**Dataset items**
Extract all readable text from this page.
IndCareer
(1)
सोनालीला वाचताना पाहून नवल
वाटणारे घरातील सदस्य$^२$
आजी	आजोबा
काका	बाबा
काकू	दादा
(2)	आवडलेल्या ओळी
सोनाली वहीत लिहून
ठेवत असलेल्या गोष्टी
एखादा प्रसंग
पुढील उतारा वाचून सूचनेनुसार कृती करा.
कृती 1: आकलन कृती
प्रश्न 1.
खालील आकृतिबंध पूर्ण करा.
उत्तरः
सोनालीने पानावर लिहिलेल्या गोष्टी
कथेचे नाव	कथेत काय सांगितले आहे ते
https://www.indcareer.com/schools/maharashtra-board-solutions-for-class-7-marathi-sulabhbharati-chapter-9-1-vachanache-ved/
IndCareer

---

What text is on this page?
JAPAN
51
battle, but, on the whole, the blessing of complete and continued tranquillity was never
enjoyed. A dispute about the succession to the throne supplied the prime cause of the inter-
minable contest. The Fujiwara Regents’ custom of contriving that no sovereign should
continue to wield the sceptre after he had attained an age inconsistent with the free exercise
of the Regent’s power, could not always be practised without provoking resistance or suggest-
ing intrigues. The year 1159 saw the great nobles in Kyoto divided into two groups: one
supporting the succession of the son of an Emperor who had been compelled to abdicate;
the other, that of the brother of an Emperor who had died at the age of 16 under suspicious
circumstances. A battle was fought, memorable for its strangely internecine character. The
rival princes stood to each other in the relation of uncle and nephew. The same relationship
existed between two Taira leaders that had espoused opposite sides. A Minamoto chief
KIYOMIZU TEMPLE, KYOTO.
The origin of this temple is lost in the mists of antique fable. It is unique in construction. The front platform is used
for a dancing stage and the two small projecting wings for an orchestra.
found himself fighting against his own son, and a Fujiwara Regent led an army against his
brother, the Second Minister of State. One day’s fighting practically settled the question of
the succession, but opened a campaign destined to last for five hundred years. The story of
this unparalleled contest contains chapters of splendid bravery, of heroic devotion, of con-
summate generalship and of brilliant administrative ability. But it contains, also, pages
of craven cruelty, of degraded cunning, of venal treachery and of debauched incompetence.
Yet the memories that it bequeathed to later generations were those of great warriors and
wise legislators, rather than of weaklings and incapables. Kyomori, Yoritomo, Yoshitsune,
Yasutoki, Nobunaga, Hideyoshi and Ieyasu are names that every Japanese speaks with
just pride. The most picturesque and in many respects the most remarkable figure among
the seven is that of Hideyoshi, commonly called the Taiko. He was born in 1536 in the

**Written instruction**
Find how many lines hold the string "Hideyoshi", and state that number alone.

**Problem solution**
2